--- Start Provided material ---

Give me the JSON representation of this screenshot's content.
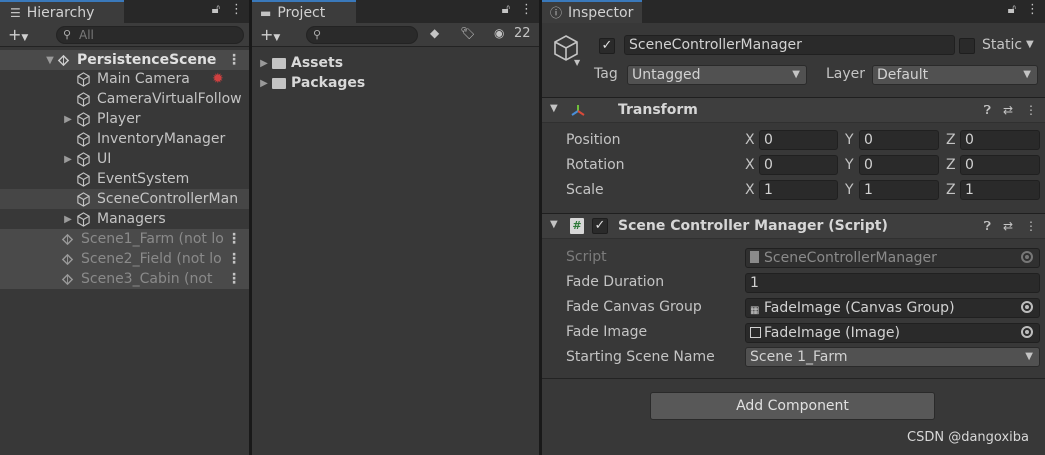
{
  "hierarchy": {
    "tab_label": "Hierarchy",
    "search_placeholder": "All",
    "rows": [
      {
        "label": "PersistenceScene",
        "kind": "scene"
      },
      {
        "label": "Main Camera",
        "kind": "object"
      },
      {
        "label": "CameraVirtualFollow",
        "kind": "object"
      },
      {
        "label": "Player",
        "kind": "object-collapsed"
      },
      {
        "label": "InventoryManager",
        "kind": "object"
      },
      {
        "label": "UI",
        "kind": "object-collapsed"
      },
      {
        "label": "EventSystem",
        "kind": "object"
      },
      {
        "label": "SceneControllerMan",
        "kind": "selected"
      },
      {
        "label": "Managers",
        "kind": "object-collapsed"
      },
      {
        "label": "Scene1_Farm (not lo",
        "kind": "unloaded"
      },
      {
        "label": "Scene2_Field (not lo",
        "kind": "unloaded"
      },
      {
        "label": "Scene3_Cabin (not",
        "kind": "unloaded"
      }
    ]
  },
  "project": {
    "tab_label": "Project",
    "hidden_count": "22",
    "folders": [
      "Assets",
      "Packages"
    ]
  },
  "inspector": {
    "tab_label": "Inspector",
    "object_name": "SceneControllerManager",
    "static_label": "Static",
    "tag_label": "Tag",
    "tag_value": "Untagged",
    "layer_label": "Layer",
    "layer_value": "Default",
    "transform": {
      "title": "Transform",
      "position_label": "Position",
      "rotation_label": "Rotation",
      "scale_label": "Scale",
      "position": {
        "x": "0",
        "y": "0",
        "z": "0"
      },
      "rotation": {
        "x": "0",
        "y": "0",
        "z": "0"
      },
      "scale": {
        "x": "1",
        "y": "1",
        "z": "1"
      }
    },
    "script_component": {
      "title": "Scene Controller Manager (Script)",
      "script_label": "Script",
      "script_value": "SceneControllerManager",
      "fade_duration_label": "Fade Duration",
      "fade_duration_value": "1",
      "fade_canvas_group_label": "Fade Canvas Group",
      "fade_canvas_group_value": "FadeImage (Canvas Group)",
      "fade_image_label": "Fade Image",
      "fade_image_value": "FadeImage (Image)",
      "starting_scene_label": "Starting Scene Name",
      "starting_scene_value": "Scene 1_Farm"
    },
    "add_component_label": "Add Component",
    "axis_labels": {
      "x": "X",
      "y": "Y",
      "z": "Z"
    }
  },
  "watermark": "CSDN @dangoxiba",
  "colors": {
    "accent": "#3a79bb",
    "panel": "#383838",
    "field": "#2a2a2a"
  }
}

--- End Provided material ---
--- Start Provided material ---

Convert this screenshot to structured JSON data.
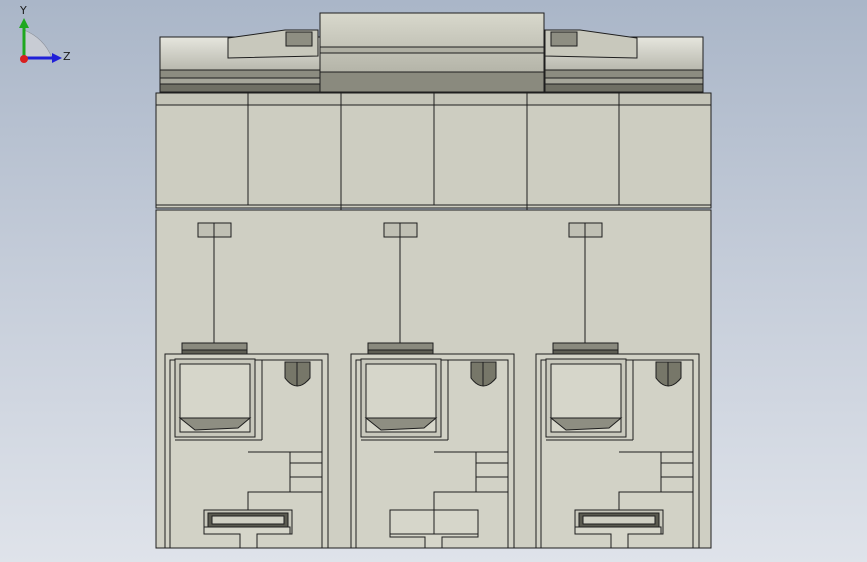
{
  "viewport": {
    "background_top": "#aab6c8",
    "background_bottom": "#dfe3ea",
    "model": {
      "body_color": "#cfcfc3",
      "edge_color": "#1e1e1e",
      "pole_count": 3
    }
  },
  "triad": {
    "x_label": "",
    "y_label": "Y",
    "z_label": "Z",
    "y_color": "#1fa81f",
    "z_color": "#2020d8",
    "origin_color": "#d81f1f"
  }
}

--- End Provided material ---
--- Start Provided material ---

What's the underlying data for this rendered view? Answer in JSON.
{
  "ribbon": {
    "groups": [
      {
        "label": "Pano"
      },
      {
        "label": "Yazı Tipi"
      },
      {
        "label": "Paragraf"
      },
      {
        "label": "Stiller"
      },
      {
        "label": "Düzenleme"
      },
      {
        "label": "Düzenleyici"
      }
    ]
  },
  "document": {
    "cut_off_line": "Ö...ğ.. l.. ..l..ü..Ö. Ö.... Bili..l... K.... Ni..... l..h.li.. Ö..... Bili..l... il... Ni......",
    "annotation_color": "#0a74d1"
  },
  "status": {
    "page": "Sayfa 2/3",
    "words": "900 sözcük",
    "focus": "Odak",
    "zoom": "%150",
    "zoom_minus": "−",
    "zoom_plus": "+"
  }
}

--- End Provided material ---

→ **Exercise description**:
Take every line from the records above that has the word "screenshot" and copy it.

→ **Completed task**:
Give me the JSON representation of this screenshot's content.
Convert this screenshot to structured JSON data.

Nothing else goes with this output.